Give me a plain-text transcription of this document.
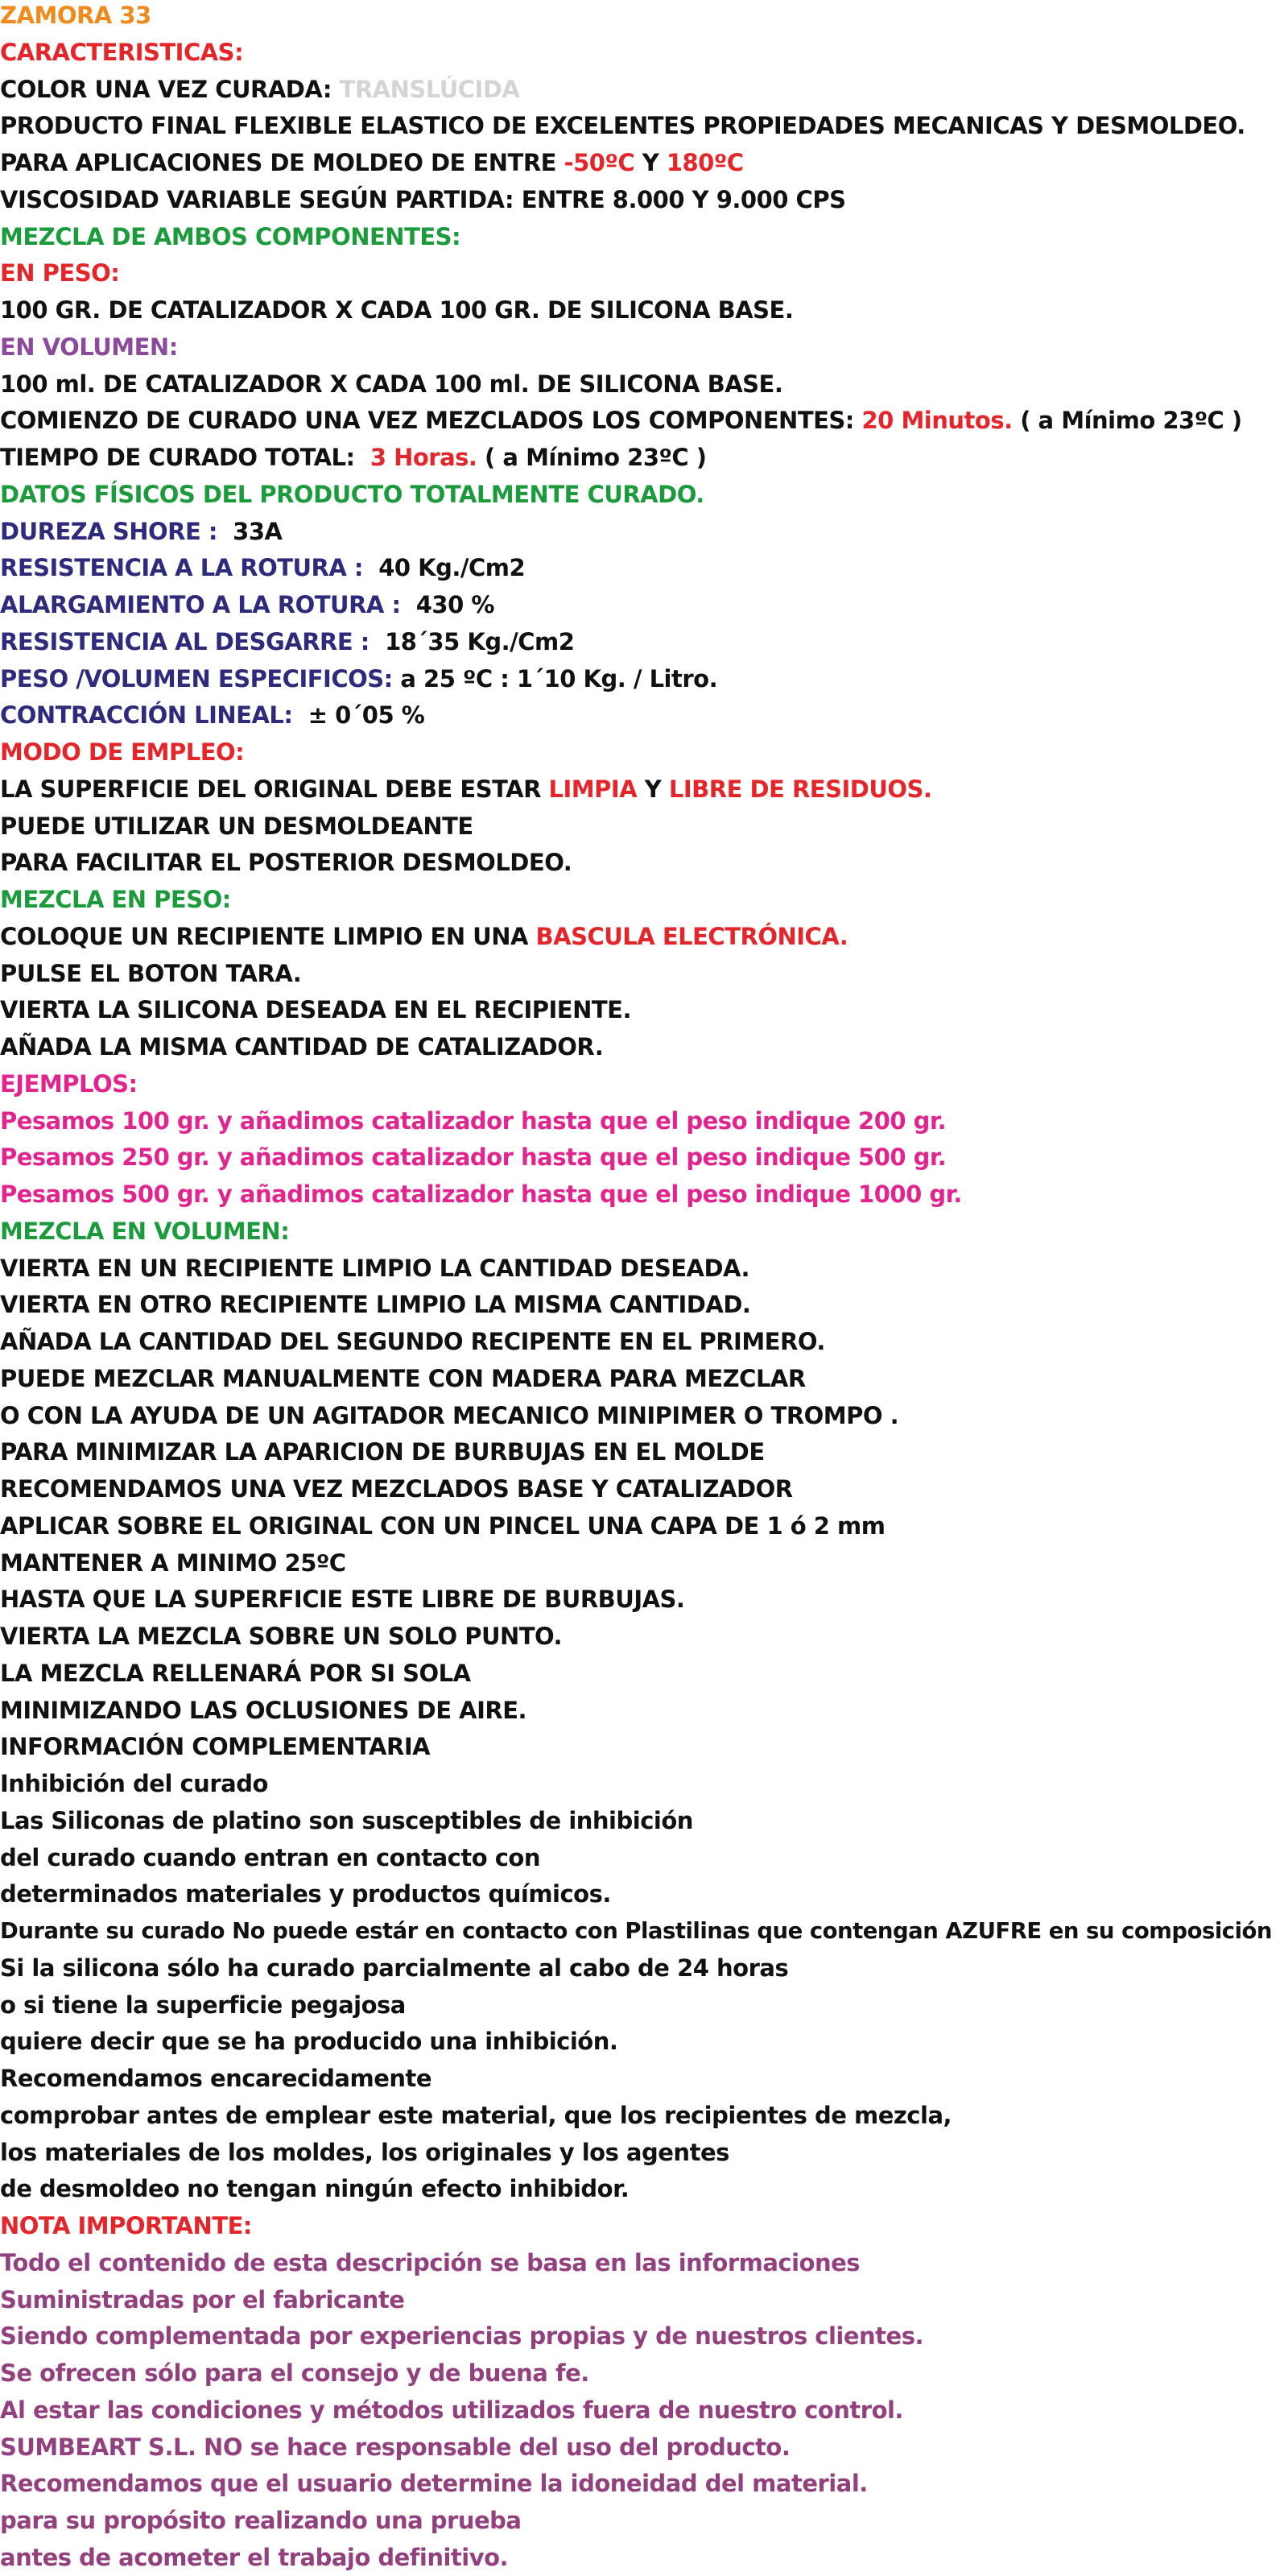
ZAMORA 33
CARACTERISTICAS:
COLOR UNA VEZ CURADA: TRANSLÚCIDA
PRODUCTO FINAL FLEXIBLE ELASTICO DE EXCELENTES PROPIEDADES MECANICAS Y DESMOLDEO.
PARA APLICACIONES DE MOLDEO DE ENTRE -50ºC Y 180ºC
VISCOSIDAD VARIABLE SEGÚN PARTIDA: ENTRE 8.000 Y 9.000 CPS
MEZCLA DE AMBOS COMPONENTES:
EN PESO:
100 GR. DE CATALIZADOR X CADA 100 GR. DE SILICONA BASE.
EN VOLUMEN:
100 ml. DE CATALIZADOR X CADA 100 ml. DE SILICONA BASE.
COMIENZO DE CURADO UNA VEZ MEZCLADOS LOS COMPONENTES: 20 Minutos. ( a Mínimo 23ºC )
TIEMPO DE CURADO TOTAL:  3 Horas. ( a Mínimo 23ºC )
DATOS FÍSICOS DEL PRODUCTO TOTALMENTE CURADO.
DUREZA SHORE :  33A
RESISTENCIA A LA ROTURA :  40 Kg./Cm2
ALARGAMIENTO A LA ROTURA :  430 %
RESISTENCIA AL DESGARRE :  18´35 Kg./Cm2
PESO /VOLUMEN ESPECIFICOS: a 25 ºC : 1´10 Kg. / Litro.
CONTRACCIÓN LINEAL:  ± 0´05 %
MODO DE EMPLEO:
LA SUPERFICIE DEL ORIGINAL DEBE ESTAR LIMPIA Y LIBRE DE RESIDUOS.
PUEDE UTILIZAR UN DESMOLDEANTE
PARA FACILITAR EL POSTERIOR DESMOLDEO.
MEZCLA EN PESO:
COLOQUE UN RECIPIENTE LIMPIO EN UNA BASCULA ELECTRÓNICA.
PULSE EL BOTON TARA.
VIERTA LA SILICONA DESEADA EN EL RECIPIENTE.
AÑADA LA MISMA CANTIDAD DE CATALIZADOR.
EJEMPLOS:
Pesamos 100 gr. y añadimos catalizador hasta que el peso indique 200 gr.
Pesamos 250 gr. y añadimos catalizador hasta que el peso indique 500 gr.
Pesamos 500 gr. y añadimos catalizador hasta que el peso indique 1000 gr.
MEZCLA EN VOLUMEN:
VIERTA EN UN RECIPIENTE LIMPIO LA CANTIDAD DESEADA.
VIERTA EN OTRO RECIPIENTE LIMPIO LA MISMA CANTIDAD.
AÑADA LA CANTIDAD DEL SEGUNDO RECIPENTE EN EL PRIMERO.
PUEDE MEZCLAR MANUALMENTE CON MADERA PARA MEZCLAR
O CON LA AYUDA DE UN AGITADOR MECANICO MINIPIMER O TROMPO .
PARA MINIMIZAR LA APARICION DE BURBUJAS EN EL MOLDE
RECOMENDAMOS UNA VEZ MEZCLADOS BASE Y CATALIZADOR
APLICAR SOBRE EL ORIGINAL CON UN PINCEL UNA CAPA DE 1 ó 2 mm
MANTENER A MINIMO 25ºC
HASTA QUE LA SUPERFICIE ESTE LIBRE DE BURBUJAS.
VIERTA LA MEZCLA SOBRE UN SOLO PUNTO.
LA MEZCLA RELLENARÁ POR SI SOLA
MINIMIZANDO LAS OCLUSIONES DE AIRE.
INFORMACIÓN COMPLEMENTARIA
Inhibición del curado
Las Siliconas de platino son susceptibles de inhibición
del curado cuando entran en contacto con
determinados materiales y productos químicos.
Durante su curado No puede estár en contacto con Plastilinas que contengan AZUFRE en su composición
Si la silicona sólo ha curado parcialmente al cabo de 24 horas
o si tiene la superficie pegajosa
quiere decir que se ha producido una inhibición.
Recomendamos encarecidamente
comprobar antes de emplear este material, que los recipientes de mezcla,
los materiales de los moldes, los originales y los agentes
de desmoldeo no tengan ningún efecto inhibidor.
NOTA IMPORTANTE:
Todo el contenido de esta descripción se basa en las informaciones
Suministradas por el fabricante
Siendo complementada por experiencias propias y de nuestros clientes.
Se ofrecen sólo para el consejo y de buena fe.
Al estar las condiciones y métodos utilizados fuera de nuestro control.
SUMBEART S.L. NO se hace responsable del uso del producto.
Recomendamos que el usuario determine la idoneidad del material.
para su propósito realizando una prueba
antes de acometer el trabajo definitivo.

- Description of the task -
Drop the images and repeat the data exactly.

- Task answer -
Give me a plain-text transcription of this document.
ZAMORA 33
CARACTERISTICAS:
COLOR UNA VEZ CURADA: TRANSLÚCIDA
PRODUCTO FINAL FLEXIBLE ELASTICO DE EXCELENTES PROPIEDADES MECANICAS Y DESMOLDEO.
PARA APLICACIONES DE MOLDEO DE ENTRE -50ºC Y 180ºC
VISCOSIDAD VARIABLE SEGÚN PARTIDA: ENTRE 8.000 Y 9.000 CPS
MEZCLA DE AMBOS COMPONENTES:
EN PESO:
100 GR. DE CATALIZADOR X CADA 100 GR. DE SILICONA BASE.
EN VOLUMEN:
100 ml. DE CATALIZADOR X CADA 100 ml. DE SILICONA BASE.
COMIENZO DE CURADO UNA VEZ MEZCLADOS LOS COMPONENTES: 20 Minutos. ( a Mínimo 23ºC )
TIEMPO DE CURADO TOTAL:  3 Horas. ( a Mínimo 23ºC )
DATOS FÍSICOS DEL PRODUCTO TOTALMENTE CURADO.
DUREZA SHORE :  33A
RESISTENCIA A LA ROTURA :  40 Kg./Cm2
ALARGAMIENTO A LA ROTURA :  430 %
RESISTENCIA AL DESGARRE :  18´35 Kg./Cm2
PESO /VOLUMEN ESPECIFICOS: a 25 ºC : 1´10 Kg. / Litro.
CONTRACCIÓN LINEAL:  ± 0´05 %
MODO DE EMPLEO:
LA SUPERFICIE DEL ORIGINAL DEBE ESTAR LIMPIA Y LIBRE DE RESIDUOS.
PUEDE UTILIZAR UN DESMOLDEANTE
PARA FACILITAR EL POSTERIOR DESMOLDEO.
MEZCLA EN PESO:
COLOQUE UN RECIPIENTE LIMPIO EN UNA BASCULA ELECTRÓNICA.
PULSE EL BOTON TARA.
VIERTA LA SILICONA DESEADA EN EL RECIPIENTE.
AÑADA LA MISMA CANTIDAD DE CATALIZADOR.
EJEMPLOS:
Pesamos 100 gr. y añadimos catalizador hasta que el peso indique 200 gr.
Pesamos 250 gr. y añadimos catalizador hasta que el peso indique 500 gr.
Pesamos 500 gr. y añadimos catalizador hasta que el peso indique 1000 gr.
MEZCLA EN VOLUMEN:
VIERTA EN UN RECIPIENTE LIMPIO LA CANTIDAD DESEADA.
VIERTA EN OTRO RECIPIENTE LIMPIO LA MISMA CANTIDAD.
AÑADA LA CANTIDAD DEL SEGUNDO RECIPENTE EN EL PRIMERO.
PUEDE MEZCLAR MANUALMENTE CON MADERA PARA MEZCLAR
O CON LA AYUDA DE UN AGITADOR MECANICO MINIPIMER O TROMPO .
PARA MINIMIZAR LA APARICION DE BURBUJAS EN EL MOLDE
RECOMENDAMOS UNA VEZ MEZCLADOS BASE Y CATALIZADOR
APLICAR SOBRE EL ORIGINAL CON UN PINCEL UNA CAPA DE 1 ó 2 mm
MANTENER A MINIMO 25ºC
HASTA QUE LA SUPERFICIE ESTE LIBRE DE BURBUJAS.
VIERTA LA MEZCLA SOBRE UN SOLO PUNTO.
LA MEZCLA RELLENARÁ POR SI SOLA
MINIMIZANDO LAS OCLUSIONES DE AIRE.
INFORMACIÓN COMPLEMENTARIA
Inhibición del curado
Las Siliconas de platino son susceptibles de inhibición
del curado cuando entran en contacto con
determinados materiales y productos químicos.
Durante su curado No puede estár en contacto con Plastilinas que contengan AZUFRE en su composición
Si la silicona sólo ha curado parcialmente al cabo de 24 horas
o si tiene la superficie pegajosa
quiere decir que se ha producido una inhibición.
Recomendamos encarecidamente
comprobar antes de emplear este material, que los recipientes de mezcla,
los materiales de los moldes, los originales y los agentes
de desmoldeo no tengan ningún efecto inhibidor.
NOTA IMPORTANTE:
Todo el contenido de esta descripción se basa en las informaciones
Suministradas por el fabricante
Siendo complementada por experiencias propias y de nuestros clientes.
Se ofrecen sólo para el consejo y de buena fe.
Al estar las condiciones y métodos utilizados fuera de nuestro control.
SUMBEART S.L. NO se hace responsable del uso del producto.
Recomendamos que el usuario determine la idoneidad del material.
para su propósito realizando una prueba
antes de acometer el trabajo definitivo.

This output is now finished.